What the task asks
Pull every line containing "Nemzeti" from the entries.

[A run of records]

— BEGIN —

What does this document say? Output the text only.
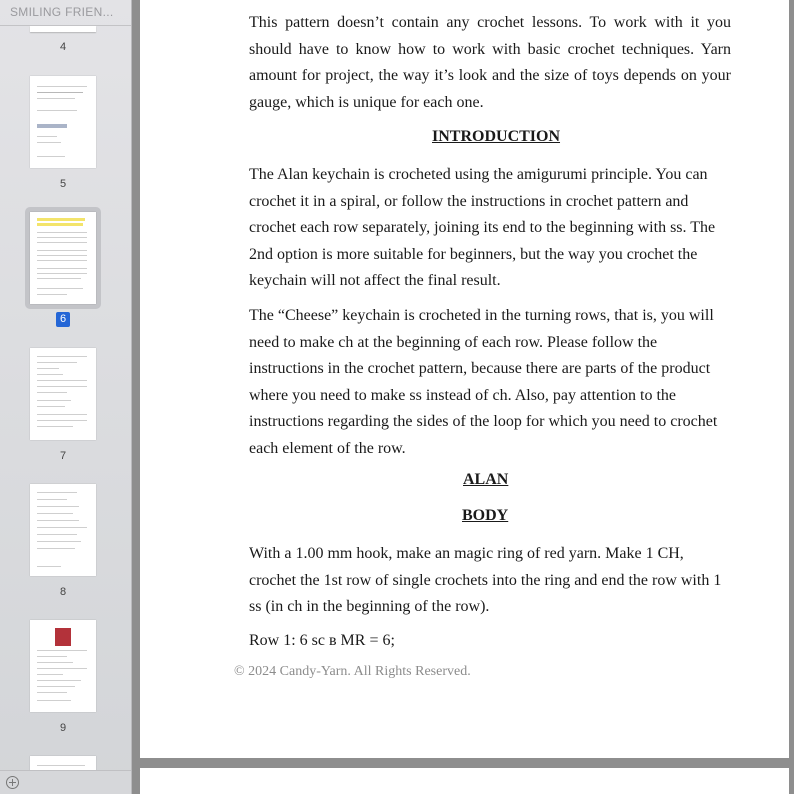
SMILING FRIEN...
4
5
6
7
8
9

This pattern doesn’t contain any crochet lessons. To work with it you should have to know how to work with basic crochet techniques. Yarn amount for project, the way it’s look and the size of toys depends on your gauge, which is unique for each one.

INTRODUCTION

The Alan keychain is crocheted using the amigurumi principle. You can crochet it in a spiral, or follow the instructions in crochet pattern and crochet each row separately, joining its end to the beginning with ss. The 2nd option is more suitable for beginners, but the way you crochet the keychain will not affect the final result.

The “Cheese” keychain is crocheted in the turning rows, that is, you will need to make ch at the beginning of each row. Please follow the instructions in the crochet pattern, because there are parts of the product where you need to make ss instead of ch. Also, pay attention to the instructions regarding the sides of the loop for which you need to crochet each element of the row.

ALAN
BODY

With a 1.00 mm hook, make an magic ring of red yarn. Make 1 CH, crochet the 1st row of single crochets into the ring and end the row with 1 ss (in ch in the beginning of the row).

Row 1: 6 sc в MR = 6;

© 2024 Candy-Yarn. All Rights Reserved.
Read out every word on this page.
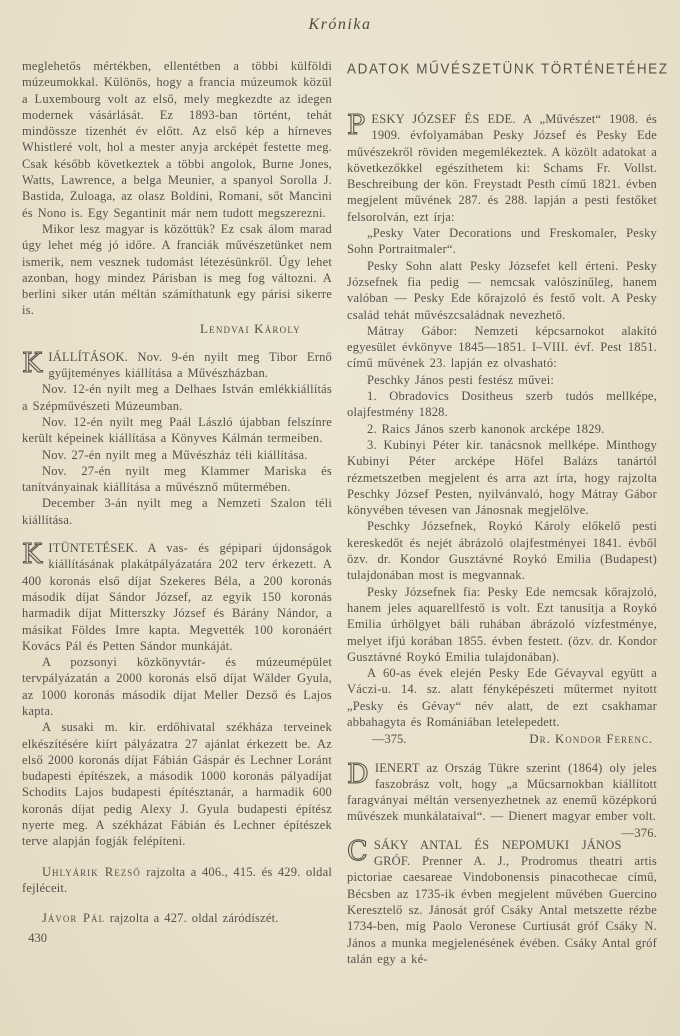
Krónika

meglehetős mértékben, ellentétben a többi külföldi múzeumokkal. Különös, hogy a francia múzeumok közül a Luxembourg volt az első, mely megkezdte az idegen modernek vásárlását. Ez 1893-ban történt, tehát mindössze tizenhét év előtt. Az első kép a hírneves Whistleré volt, hol a mester anyja arcképét festette meg. Csak később következtek a többi angolok, Burne Jones, Watts, Lawrence, a belga Meunier, a spanyol Sorolla J. Bastida, Zuloaga, az olasz Boldini, Romani, sőt Mancini és Nono is. Egy Segantinit már nem tudott megszerezni.

Mikor lesz magyar is közöttük? Ez csak álom marad úgy lehet még jó időre. A franciák művészetünket nem ismerik, nem vesznek tudomást létezésünkről. Úgy lehet azonban, hogy mindez Párisban is meg fog változni. A berlini siker után méltán számíthatunk egy párisi sikerre is.

Lendvai Károly

KIÁLLÍTÁSOK. Nov. 9-én nyilt meg Tibor Ernő gyűjteményes kiállítása a Művészházban.

Nov. 12-én nyilt meg a Delhaes István emlékkiállítás a Szépművészeti Múzeumban.

Nov. 12-én nyilt meg Paál László újabban felszínre került képeinek kiállítása a Könyves Kálmán termeiben.

Nov. 27-én nyilt meg a Művészház téli kiállítása.

Nov. 27-én nyilt meg Klammer Mariska és tanítványainak kiállítása a művésznő műtermében.

December 3-án nyilt meg a Nemzeti Szalon téli kiállítása.

KITÜNTETÉSEK. A vas- és gépipari újdonságok kiállításának plakátpályázatára 202 terv érkezett. A 400 koronás első díjat Szekeres Béla, a 200 koronás második díjat Sándor József, az egyik 150 koronás harmadik díjat Mitterszky József és Bárány Nándor, a másikat Földes Imre kapta. Megvették 100 koronáért Kovács Pál és Petten Sándor munkáját.

A pozsonyi közkönyvtár- és múzeumépület tervpályázatán a 2000 koronás első díjat Wälder Gyula, az 1000 koronás második díjat Meller Dezső és Lajos kapta.

A susaki m. kir. erdőhivatal székháza terveinek elkészítésére kiírt pályázatra 27 ajánlat érkezett be. Az első 2000 koronás díjat Fábián Gáspár és Lechner Loránt budapesti építészek, a második 1000 koronás pályadíjat Schodits Lajos budapesti építésztanár, a harmadik 600 koronás díjat pedig Alexy J. Gyula budapesti építész nyerte meg. A székházat Fábián és Lechner építészek terve alapján fogják felépíteni.

Uhlyárik Rezső rajzolta a 406., 415. és 429. oldal fejléceit.

Jávor Pál rajzolta a 427. oldal záródíszét.

430
ADATOK MŰVÉSZETÜNK TÖRTÉNETÉHEZ

PESKY JÓZSEF ÉS EDE. A „Művészet“ 1908. és 1909. évfolyamában Pesky József és Pesky Ede művészekről röviden megemlékeztek. A közölt adatokat a következőkkel egészíthetem ki: Schams Fr. Vollst. Beschreibung der kön. Freystadt Pesth című 1821. évben megjelent művének 287. és 288. lapján a pesti festőket felsorolván, ezt írja:

„Pesky Vater Decorations und Freskomaler, Pesky Sohn Portraitmaler“.

Pesky Sohn alatt Pesky Józsefet kell érteni. Pesky Józsefnek fia pedig — nemcsak valószinűleg, hanem valóban — Pesky Ede kőrajzoló és festő volt. A Pesky család tehát művészcsaládnak nevezhető.

Mátray Gábor: Nemzeti képcsarnokot alakító egyesület évkönyve 1845—1851. I–VIII. évf. Pest 1851. című művének 23. lapján ez olvasható:

Peschky János pesti festész művei:

1. Obradovics Dositheus szerb tudós mellképe, olajfestmény 1828.

2. Raics János szerb kanonok arcképe 1829.

3. Kubinyi Péter kir. tanácsnok mellképe. Minthogy Kubinyi Péter arcképe Höfel Balázs tanártól rézmetszetben megjelent és arra azt írta, hogy rajzolta Peschky József Pesten, nyilvánvaló, hogy Mátray Gábor könyvében tévesen van Jánosnak megjelölve.

Peschky Józsefnek, Roykó Károly előkelő pesti kereskedőt és nejét ábrázoló olajfestményei 1841. évből özv. dr. Kondor Gusztávné Roykó Emilia (Budapest) tulajdonában most is megvannak.

Pesky Józsefnek fia: Pesky Ede nemcsak kőrajzoló, hanem jeles aquarellfestő is volt. Ezt tanusítja a Roykó Emilia úrhölgyet báli ruhában ábrázoló vízfestménye, melyet ifjú korában 1855. évben festett. (özv. dr. Kondor Gusztávné Roykó Emilia tulajdonában).

A 60-as évek elején Pesky Ede Gévayval együtt a Váczi-u. 14. sz. alatt fényképészeti műtermet nyitott „Pesky és Gévay“ név alatt, de ezt csakhamar abbahagyta és Romániában letelepedett.

—375.	Dr. Kondor Ferenc.

DIENERT az Ország Tükre szerint (1864) oly jeles faszobrász volt, hogy „a Műcsarnokban kiállított faragványai méltán versenyezhetnek az enemű középkorú művészek munkálataival“. — Dienert magyar ember volt.
—376.

CSÁKY ANTAL ÉS NEPOMUKI JÁNOS GRÓF. Prenner A. J., Prodromus theatri artis pictoriae caesareae Vindobonensis pinacothecae című, Bécsben az 1735-ik évben megjelent művében Guercino Keresztelő sz. Jánosát gróf Csáky Antal metszette rézbe 1734-ben, míg Paolo Veronese Curtiusát gróf Csáky N. János a munka megjelenésének évében. Csáky Antal gróf talán egy a ké-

— END —

Final answer
December 3-án nyilt meg a Nemzeti Szalon téli kiállítása.
Mátray Gábor: Nemzeti képcsarnokot alakító egyesület évkönyve 1845—1851. I–VIII. évf. Pest 1851. című művének 23. lapján ez olvasható:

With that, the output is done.